Look for "Enumerate this screenshot's" in the records below, then copy that line and every line after it, exactly and with nothing added.

# start of SOURCE RECORDS

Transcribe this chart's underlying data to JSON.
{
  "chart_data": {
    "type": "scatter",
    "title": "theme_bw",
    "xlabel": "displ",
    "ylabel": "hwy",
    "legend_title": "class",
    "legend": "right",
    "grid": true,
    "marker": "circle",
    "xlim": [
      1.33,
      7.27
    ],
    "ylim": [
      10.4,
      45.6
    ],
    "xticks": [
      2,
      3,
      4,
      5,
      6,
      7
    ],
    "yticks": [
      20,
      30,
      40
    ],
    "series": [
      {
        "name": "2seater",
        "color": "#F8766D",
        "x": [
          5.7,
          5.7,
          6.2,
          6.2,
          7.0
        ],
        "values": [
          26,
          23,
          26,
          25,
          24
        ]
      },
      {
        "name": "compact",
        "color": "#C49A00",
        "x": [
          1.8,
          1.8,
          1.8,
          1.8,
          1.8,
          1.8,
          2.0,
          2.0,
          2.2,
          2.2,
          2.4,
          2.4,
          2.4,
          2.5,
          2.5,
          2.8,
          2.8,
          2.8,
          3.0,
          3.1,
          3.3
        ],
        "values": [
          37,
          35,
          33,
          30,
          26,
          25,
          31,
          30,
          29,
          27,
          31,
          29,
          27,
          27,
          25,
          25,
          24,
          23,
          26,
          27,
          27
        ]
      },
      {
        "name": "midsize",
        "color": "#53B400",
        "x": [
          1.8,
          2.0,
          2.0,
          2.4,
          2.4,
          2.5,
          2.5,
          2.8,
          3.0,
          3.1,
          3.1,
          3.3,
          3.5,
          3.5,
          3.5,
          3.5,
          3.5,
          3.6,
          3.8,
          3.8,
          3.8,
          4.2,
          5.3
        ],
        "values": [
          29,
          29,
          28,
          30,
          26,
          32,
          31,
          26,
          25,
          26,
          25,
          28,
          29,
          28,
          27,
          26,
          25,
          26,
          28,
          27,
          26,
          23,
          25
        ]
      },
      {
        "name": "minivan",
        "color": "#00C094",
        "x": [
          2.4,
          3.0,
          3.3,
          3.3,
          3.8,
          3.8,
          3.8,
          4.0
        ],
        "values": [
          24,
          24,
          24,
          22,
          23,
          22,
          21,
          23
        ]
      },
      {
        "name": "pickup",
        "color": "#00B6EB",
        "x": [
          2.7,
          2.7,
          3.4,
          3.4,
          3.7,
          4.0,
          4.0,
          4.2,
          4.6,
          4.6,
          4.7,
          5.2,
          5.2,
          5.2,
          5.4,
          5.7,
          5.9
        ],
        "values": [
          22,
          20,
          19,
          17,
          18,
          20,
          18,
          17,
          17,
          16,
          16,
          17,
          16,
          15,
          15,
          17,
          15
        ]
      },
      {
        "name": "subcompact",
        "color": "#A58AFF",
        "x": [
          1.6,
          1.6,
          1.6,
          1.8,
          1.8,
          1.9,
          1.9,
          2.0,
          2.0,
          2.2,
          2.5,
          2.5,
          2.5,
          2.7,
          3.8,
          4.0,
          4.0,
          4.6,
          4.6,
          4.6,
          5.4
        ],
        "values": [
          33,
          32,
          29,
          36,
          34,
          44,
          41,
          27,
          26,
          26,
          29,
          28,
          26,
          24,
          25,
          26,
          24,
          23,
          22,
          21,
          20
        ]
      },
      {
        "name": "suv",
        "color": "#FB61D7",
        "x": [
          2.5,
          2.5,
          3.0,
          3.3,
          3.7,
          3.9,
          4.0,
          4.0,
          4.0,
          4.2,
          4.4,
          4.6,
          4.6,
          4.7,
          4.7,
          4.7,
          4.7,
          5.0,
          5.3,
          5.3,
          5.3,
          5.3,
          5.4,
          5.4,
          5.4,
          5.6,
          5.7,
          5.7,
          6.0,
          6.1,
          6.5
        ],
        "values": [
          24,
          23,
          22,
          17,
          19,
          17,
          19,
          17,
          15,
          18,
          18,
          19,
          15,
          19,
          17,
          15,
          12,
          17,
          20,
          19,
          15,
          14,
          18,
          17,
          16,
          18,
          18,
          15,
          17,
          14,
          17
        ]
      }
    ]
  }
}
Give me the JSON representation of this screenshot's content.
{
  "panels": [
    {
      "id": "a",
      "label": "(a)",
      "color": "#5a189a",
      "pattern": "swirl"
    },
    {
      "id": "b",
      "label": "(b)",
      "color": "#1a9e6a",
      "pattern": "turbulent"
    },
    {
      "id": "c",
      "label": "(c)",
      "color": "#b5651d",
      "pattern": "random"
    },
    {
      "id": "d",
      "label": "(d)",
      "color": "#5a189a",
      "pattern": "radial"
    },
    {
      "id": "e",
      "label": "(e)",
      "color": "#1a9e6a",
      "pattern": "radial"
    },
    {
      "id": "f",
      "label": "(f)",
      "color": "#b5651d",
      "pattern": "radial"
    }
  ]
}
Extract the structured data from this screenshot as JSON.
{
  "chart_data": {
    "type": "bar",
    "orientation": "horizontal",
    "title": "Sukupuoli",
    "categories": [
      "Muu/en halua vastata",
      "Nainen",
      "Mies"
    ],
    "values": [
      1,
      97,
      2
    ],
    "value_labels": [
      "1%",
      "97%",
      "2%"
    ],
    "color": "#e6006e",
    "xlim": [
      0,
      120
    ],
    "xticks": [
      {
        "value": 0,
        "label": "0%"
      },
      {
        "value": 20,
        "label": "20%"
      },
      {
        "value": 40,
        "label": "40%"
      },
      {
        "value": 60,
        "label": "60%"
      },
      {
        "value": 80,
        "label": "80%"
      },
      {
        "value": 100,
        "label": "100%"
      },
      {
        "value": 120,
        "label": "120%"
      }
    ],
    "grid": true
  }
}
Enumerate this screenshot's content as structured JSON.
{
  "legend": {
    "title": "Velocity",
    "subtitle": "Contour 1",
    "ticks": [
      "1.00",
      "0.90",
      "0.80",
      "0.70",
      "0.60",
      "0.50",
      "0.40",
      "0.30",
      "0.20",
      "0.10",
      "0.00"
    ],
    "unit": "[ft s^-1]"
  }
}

# end of SOURCE RECORDS

● ANSWER IN FULL
Enumerate this screenshot's content as structured JSON.
{
  "legend": {
    "title": "Velocity",
    "subtitle": "Contour 1",
    "ticks": [
      "1.00",
      "0.90",
      "0.80",
      "0.70",
      "0.60",
      "0.50",
      "0.40",
      "0.30",
      "0.20",
      "0.10",
      "0.00"
    ],
    "unit": "[ft s^-1]"
  }
}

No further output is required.